Below you will find a set of lines. Repeat them all exactly.

[Dataset entries]:
###
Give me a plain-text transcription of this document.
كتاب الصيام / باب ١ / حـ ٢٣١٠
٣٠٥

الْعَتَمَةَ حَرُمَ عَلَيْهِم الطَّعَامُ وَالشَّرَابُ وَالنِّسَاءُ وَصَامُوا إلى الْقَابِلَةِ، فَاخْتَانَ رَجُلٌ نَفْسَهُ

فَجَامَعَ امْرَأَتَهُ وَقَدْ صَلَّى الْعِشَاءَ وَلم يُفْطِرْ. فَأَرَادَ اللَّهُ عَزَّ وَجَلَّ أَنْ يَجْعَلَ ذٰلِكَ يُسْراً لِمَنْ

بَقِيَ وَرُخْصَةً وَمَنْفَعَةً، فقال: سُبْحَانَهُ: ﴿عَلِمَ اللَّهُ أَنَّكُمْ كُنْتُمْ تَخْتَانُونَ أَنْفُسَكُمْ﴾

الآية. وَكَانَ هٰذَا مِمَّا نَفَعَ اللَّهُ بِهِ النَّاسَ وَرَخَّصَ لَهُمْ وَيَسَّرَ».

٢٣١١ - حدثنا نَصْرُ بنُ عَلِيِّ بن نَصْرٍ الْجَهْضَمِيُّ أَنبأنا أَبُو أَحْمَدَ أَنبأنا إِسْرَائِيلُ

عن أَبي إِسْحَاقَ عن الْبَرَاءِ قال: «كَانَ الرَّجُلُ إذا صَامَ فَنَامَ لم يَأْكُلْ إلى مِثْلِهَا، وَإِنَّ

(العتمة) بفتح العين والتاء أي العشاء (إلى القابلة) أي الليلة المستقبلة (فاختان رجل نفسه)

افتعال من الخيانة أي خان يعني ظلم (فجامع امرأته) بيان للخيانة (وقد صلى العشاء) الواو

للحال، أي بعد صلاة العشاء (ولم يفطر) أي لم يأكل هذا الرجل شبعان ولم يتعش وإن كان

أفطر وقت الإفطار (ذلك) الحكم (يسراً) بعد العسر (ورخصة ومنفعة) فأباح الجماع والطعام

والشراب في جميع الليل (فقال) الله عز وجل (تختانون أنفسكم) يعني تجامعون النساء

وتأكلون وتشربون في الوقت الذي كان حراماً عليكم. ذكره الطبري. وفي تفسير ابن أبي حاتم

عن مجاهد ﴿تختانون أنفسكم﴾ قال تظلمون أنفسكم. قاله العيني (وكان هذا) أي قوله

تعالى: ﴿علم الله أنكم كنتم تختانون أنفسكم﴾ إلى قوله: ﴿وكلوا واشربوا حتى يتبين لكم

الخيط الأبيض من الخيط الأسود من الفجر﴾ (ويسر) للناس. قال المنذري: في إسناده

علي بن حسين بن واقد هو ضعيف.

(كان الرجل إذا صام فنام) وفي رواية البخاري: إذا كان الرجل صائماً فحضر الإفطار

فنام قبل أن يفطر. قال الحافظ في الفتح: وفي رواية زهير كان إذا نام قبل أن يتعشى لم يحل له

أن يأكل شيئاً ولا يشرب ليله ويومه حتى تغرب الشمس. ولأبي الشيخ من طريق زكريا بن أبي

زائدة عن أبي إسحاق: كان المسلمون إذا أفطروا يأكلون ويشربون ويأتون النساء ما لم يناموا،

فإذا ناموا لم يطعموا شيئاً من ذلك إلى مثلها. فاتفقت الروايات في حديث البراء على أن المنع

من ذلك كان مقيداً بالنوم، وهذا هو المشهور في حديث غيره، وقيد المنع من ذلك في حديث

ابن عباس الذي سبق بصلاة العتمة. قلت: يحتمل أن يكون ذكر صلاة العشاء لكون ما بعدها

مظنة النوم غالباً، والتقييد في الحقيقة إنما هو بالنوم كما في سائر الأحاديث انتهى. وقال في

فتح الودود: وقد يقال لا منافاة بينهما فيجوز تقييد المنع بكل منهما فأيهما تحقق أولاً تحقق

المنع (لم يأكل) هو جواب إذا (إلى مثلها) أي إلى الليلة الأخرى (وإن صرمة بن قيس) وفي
###
[Written reply]:
Give me a plain-text transcription of this document.
كتاب الصيام / باب ١ / حـ ٢٣١٠
٣٠٥

الْعَتَمَةَ حَرُمَ عَلَيْهِم الطَّعَامُ وَالشَّرَابُ وَالنِّسَاءُ وَصَامُوا إلى الْقَابِلَةِ، فَاخْتَانَ رَجُلٌ نَفْسَهُ

فَجَامَعَ امْرَأَتَهُ وَقَدْ صَلَّى الْعِشَاءَ وَلم يُفْطِرْ. فَأَرَادَ اللَّهُ عَزَّ وَجَلَّ أَنْ يَجْعَلَ ذٰلِكَ يُسْراً لِمَنْ

بَقِيَ وَرُخْصَةً وَمَنْفَعَةً، فقال: سُبْحَانَهُ: ﴿عَلِمَ اللَّهُ أَنَّكُمْ كُنْتُمْ تَخْتَانُونَ أَنْفُسَكُمْ﴾

الآية. وَكَانَ هٰذَا مِمَّا نَفَعَ اللَّهُ بِهِ النَّاسَ وَرَخَّصَ لَهُمْ وَيَسَّرَ».

٢٣١١ - حدثنا نَصْرُ بنُ عَلِيِّ بن نَصْرٍ الْجَهْضَمِيُّ أَنبأنا أَبُو أَحْمَدَ أَنبأنا إِسْرَائِيلُ

عن أَبي إِسْحَاقَ عن الْبَرَاءِ قال: «كَانَ الرَّجُلُ إذا صَامَ فَنَامَ لم يَأْكُلْ إلى مِثْلِهَا، وَإِنَّ

(العتمة) بفتح العين والتاء أي العشاء (إلى القابلة) أي الليلة المستقبلة (فاختان رجل نفسه)

افتعال من الخيانة أي خان يعني ظلم (فجامع امرأته) بيان للخيانة (وقد صلى العشاء) الواو

للحال، أي بعد صلاة العشاء (ولم يفطر) أي لم يأكل هذا الرجل شبعان ولم يتعش وإن كان

أفطر وقت الإفطار (ذلك) الحكم (يسراً) بعد العسر (ورخصة ومنفعة) فأباح الجماع والطعام

والشراب في جميع الليل (فقال) الله عز وجل (تختانون أنفسكم) يعني تجامعون النساء

وتأكلون وتشربون في الوقت الذي كان حراماً عليكم. ذكره الطبري. وفي تفسير ابن أبي حاتم

عن مجاهد ﴿تختانون أنفسكم﴾ قال تظلمون أنفسكم. قاله العيني (وكان هذا) أي قوله

تعالى: ﴿علم الله أنكم كنتم تختانون أنفسكم﴾ إلى قوله: ﴿وكلوا واشربوا حتى يتبين لكم

الخيط الأبيض من الخيط الأسود من الفجر﴾ (ويسر) للناس. قال المنذري: في إسناده

علي بن حسين بن واقد هو ضعيف.

(كان الرجل إذا صام فنام) وفي رواية البخاري: إذا كان الرجل صائماً فحضر الإفطار

فنام قبل أن يفطر. قال الحافظ في الفتح: وفي رواية زهير كان إذا نام قبل أن يتعشى لم يحل له

أن يأكل شيئاً ولا يشرب ليله ويومه حتى تغرب الشمس. ولأبي الشيخ من طريق زكريا بن أبي

زائدة عن أبي إسحاق: كان المسلمون إذا أفطروا يأكلون ويشربون ويأتون النساء ما لم يناموا،

فإذا ناموا لم يطعموا شيئاً من ذلك إلى مثلها. فاتفقت الروايات في حديث البراء على أن المنع

من ذلك كان مقيداً بالنوم، وهذا هو المشهور في حديث غيره، وقيد المنع من ذلك في حديث

ابن عباس الذي سبق بصلاة العتمة. قلت: يحتمل أن يكون ذكر صلاة العشاء لكون ما بعدها

مظنة النوم غالباً، والتقييد في الحقيقة إنما هو بالنوم كما في سائر الأحاديث انتهى. وقال في

فتح الودود: وقد يقال لا منافاة بينهما فيجوز تقييد المنع بكل منهما فأيهما تحقق أولاً تحقق

المنع (لم يأكل) هو جواب إذا (إلى مثلها) أي إلى الليلة الأخرى (وإن صرمة بن قيس) وفي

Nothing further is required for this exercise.